◆ **Input data**
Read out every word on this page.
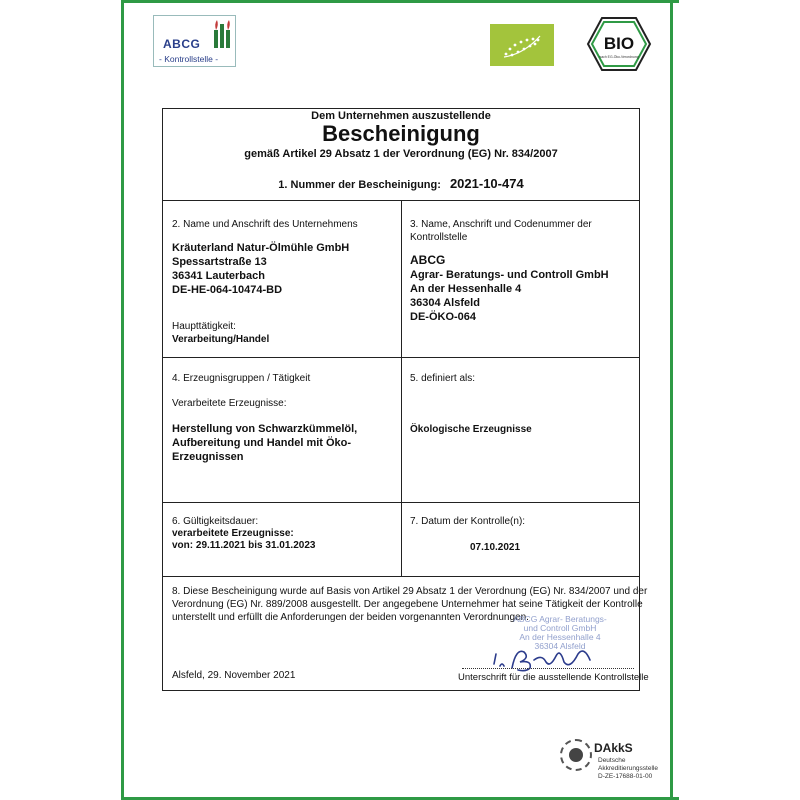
ABCG
- Kontrollstelle -
BIO
nach EG-Öko-Verordnung
Dem Unternehmen auszustellende
Bescheinigung
gemäß Artikel 29 Absatz 1 der Verordnung (EG) Nr. 834/2007
1. Nummer der Bescheinigung: 2021-10-474
2. Name und Anschrift des Unternehmens
Kräuterland Natur-Ölmühle GmbH
Spessartstraße 13
36341 Lauterbach
DE-HE-064-10474-BD
Haupttätigkeit:
Verarbeitung/Handel
3. Name, Anschrift und Codenummer der
Kontrollstelle
ABCG
Agrar- Beratungs- und Controll GmbH
An der Hessenhalle 4
36304 Alsfeld
DE-ÖKO-064
4. Erzeugnisgruppen / Tätigkeit
Verarbeitete Erzeugnisse:
Herstellung von Schwarzkümmelöl,
Aufbereitung und Handel mit Öko-
Erzeugnissen
5. definiert als:
Ökologische Erzeugnisse
6. Gültigkeitsdauer:
verarbeitete Erzeugnisse:
von: 29.11.2021 bis 31.01.2023
7. Datum der Kontrolle(n):
07.10.2021
8. Diese Bescheinigung wurde auf Basis von Artikel 29 Absatz 1 der Verordnung (EG) Nr. 834/2007 und der
Verordnung (EG) Nr. 889/2008 ausgestellt. Der angegebene Unternehmer hat seine Tätigkeit der Kontrolle
unterstellt und erfüllt die Anforderungen der beiden vorgenannten Verordnungen.
ABCG Agrar- Beratungs-
und Controll GmbH
An der Hessenhalle 4
36304 Alsfeld
Alsfeld, 29. November 2021	Unterschrift für die ausstellende Kontrollstelle
DAkkS
Deutsche
Akkreditierungsstelle
D-ZE-17688-01-00
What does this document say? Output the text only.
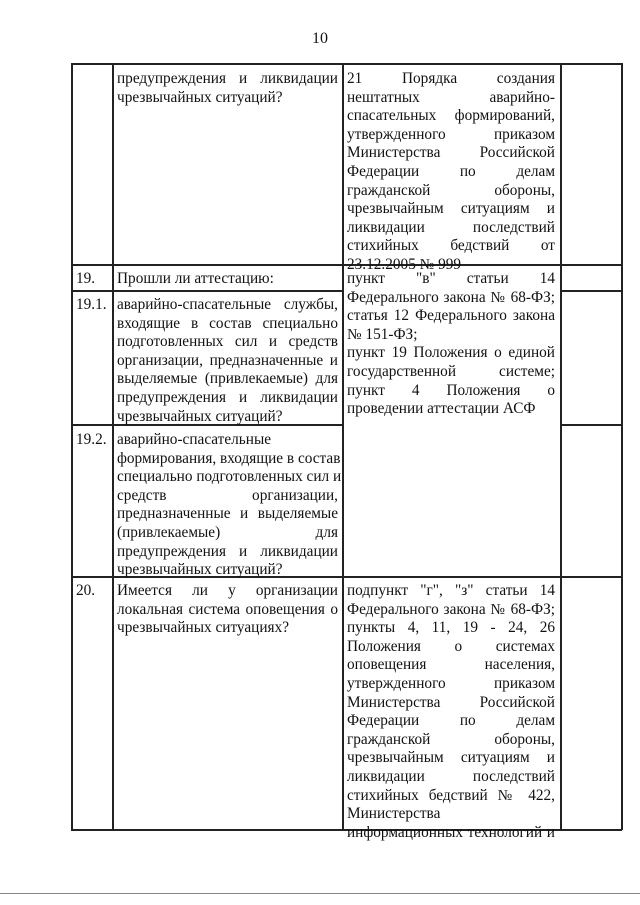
10
предупреждения и ликвидации
чрезвычайных ситуаций?
21 Порядка создания
нештатных аварийно-
спасательных формирований,
утвержденного приказом
Министерства Российской
Федерации по делам
гражданской обороны,
чрезвычайным ситуациям и
ликвидации последствий
стихийных бедствий от
23.12.2005 № 999
19. Прошли ли аттестацию:	пункт "в" статьи 14
Федерального закона № 68-ФЗ;
статья 12 Федерального закона
№ 151-ФЗ;
пункт 19 Положения о единой
государственной системе;
пункт 4 Положения о
проведении аттестации АСФ
19.1. аварийно-спасательные службы,
входящие в состав специально
подготовленных сил и средств
организации, предназначенные и
выделяемые (привлекаемые) для
предупреждения и ликвидации
чрезвычайных ситуаций?
19.2. аварийно-спасательные
формирования, входящие в состав
специально подготовленных сил и
средств организации,
предназначенные и выделяемые
(привлекаемые) для
предупреждения и ликвидации
чрезвычайных ситуаций?
20. Имеется ли у организации
локальная система оповещения о
чрезвычайных ситуациях?
подпункт "г", "з" статьи 14
Федерального закона № 68-ФЗ;
пункты 4, 11, 19 - 24, 26
Положения о системах
оповещения населения,
утвержденного приказом
Министерства Российской
Федерации по делам
гражданской обороны,
чрезвычайным ситуациям и
ликвидации последствий
стихийных бедствий № 422,
Министерства
информационных технологий и
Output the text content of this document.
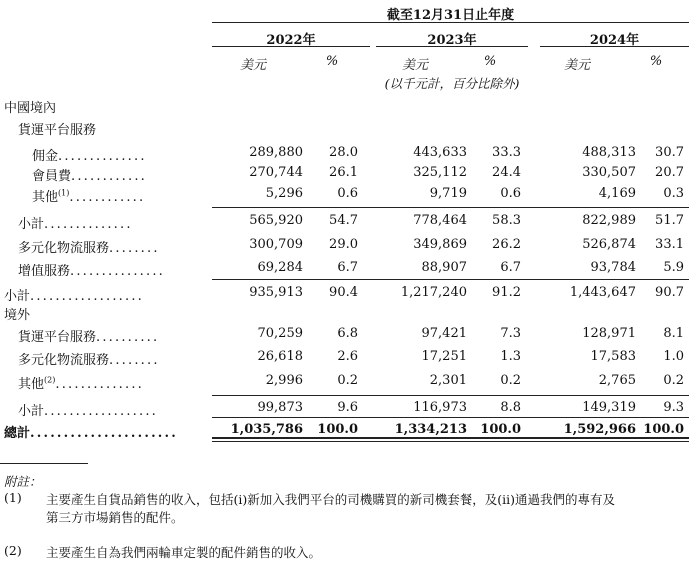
截至12月31日止年度
2022年	2023年	2024年
美元	%	美元	%	美元	%
(以千元計，百分比除外)
中國境內
貨運平台服務
境外
佣金..............	289,880	28.0	443,633	33.3	488,313	30.7
會員費............	270,744	26.1	325,112	24.4	330,507	20.7
其他$^{(1)}$............	5,296	0.6	9,719	0.6	4,169	0.3
小計..............	565,920	54.7	778,464	58.3	822,989	51.7
多元化物流服務........	300,709	29.0	349,869	26.2	526,874	33.1
增值服務...............	69,284	6.7	88,907	6.7	93,784	5.9
小計..................	935,913	90.4	1,217,240	91.2	1,443,647	90.7
貨運平台服務..........	70,259	6.8	97,421	7.3	128,971	8.1
多元化物流服務........	26,618	2.6	17,251	1.3	17,583	1.0
其他$^{(2)}$..............	2,996	0.2	2,301	0.2	2,765	0.2
小計..................	99,873	9.6	116,973	8.8	149,319	9.3
總計......................	1,035,786	100.0	1,334,213	100.0	1,592,966 100.0
附註：
(1) 主要產生自貨品銷售的收入，包括(i)新加入我們平台的司機購買的新司機套餐，及(ii)通過我們的專有及
第三方市場銷售的配件。
(2) 主要產生自為我們兩輪車定製的配件銷售的收入。
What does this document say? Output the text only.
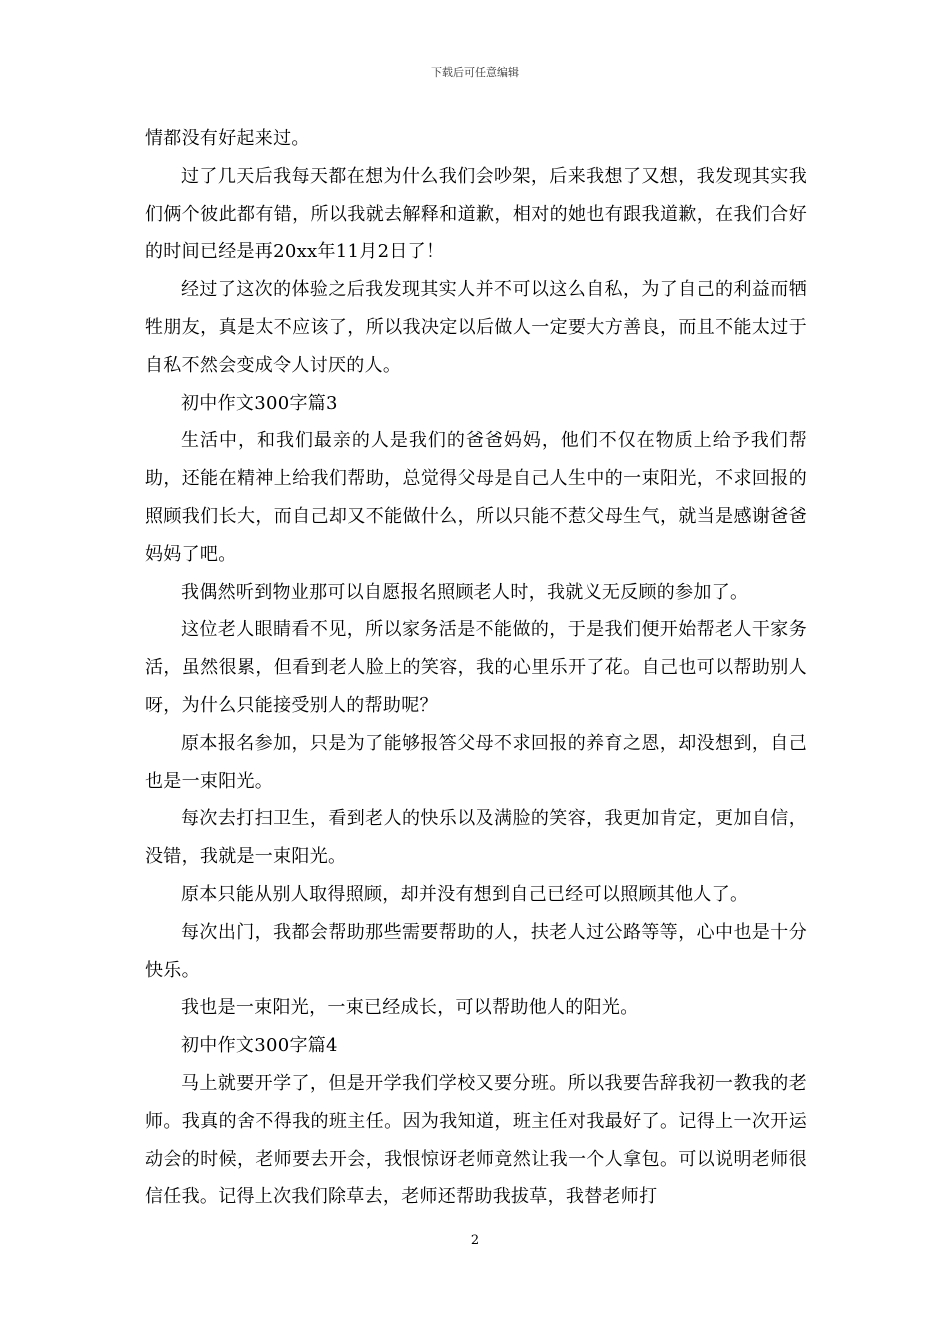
下载后可任意编辑

情都没有好起来过。

过了几天后我每天都在想为什么我们会吵架，后来我想了又想，我发现其实我们俩个彼此都有错，所以我就去解释和道歉，相对的她也有跟我道歉，在我们合好的时间已经是再20xx年11月2日了！

经过了这次的体验之后我发现其实人并不可以这么自私，为了自己的利益而牺牲朋友，真是太不应该了，所以我决定以后做人一定要大方善良，而且不能太过于自私不然会变成令人讨厌的人。

初中作文300字篇3

生活中，和我们最亲的人是我们的爸爸妈妈，他们不仅在物质上给予我们帮助，还能在精神上给我们帮助，总觉得父母是自己人生中的一束阳光，不求回报的照顾我们长大，而自己却又不能做什么，所以只能不惹父母生气，就当是感谢爸爸妈妈了吧。

我偶然听到物业那可以自愿报名照顾老人时，我就义无反顾的参加了。

这位老人眼睛看不见，所以家务活是不能做的，于是我们便开始帮老人干家务活，虽然很累，但看到老人脸上的笑容，我的心里乐开了花。自己也可以帮助别人呀，为什么只能接受别人的帮助呢？

原本报名参加，只是为了能够报答父母不求回报的养育之恩，却没想到，自己也是一束阳光。

每次去打扫卫生，看到老人的快乐以及满脸的笑容，我更加肯定，更加自信，没错，我就是一束阳光。

原本只能从别人取得照顾，却并没有想到自己已经可以照顾其他人了。

每次出门，我都会帮助那些需要帮助的人，扶老人过公路等等，心中也是十分快乐。

我也是一束阳光，一束已经成长，可以帮助他人的阳光。

初中作文300字篇4

马上就要开学了，但是开学我们学校又要分班。所以我要告辞我初一教我的老师。我真的舍不得我的班主任。因为我知道，班主任对我最好了。记得上一次开运动会的时候，老师要去开会，我恨惊讶老师竟然让我一个人拿包。可以说明老师很信任我。记得上次我们除草去，老师还帮助我拔草，我替老师打

2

◆ **What is expected**
Working from the listing above, pick out every line that has "Kontrolle" and copy it.

◆ **The output**
7. Datum der Kontrolle(n):
Verordnung (EG) Nr. 889/2008 ausgestellt. Der angegebene Unternehmer hat seine Tätigkeit der Kontrolle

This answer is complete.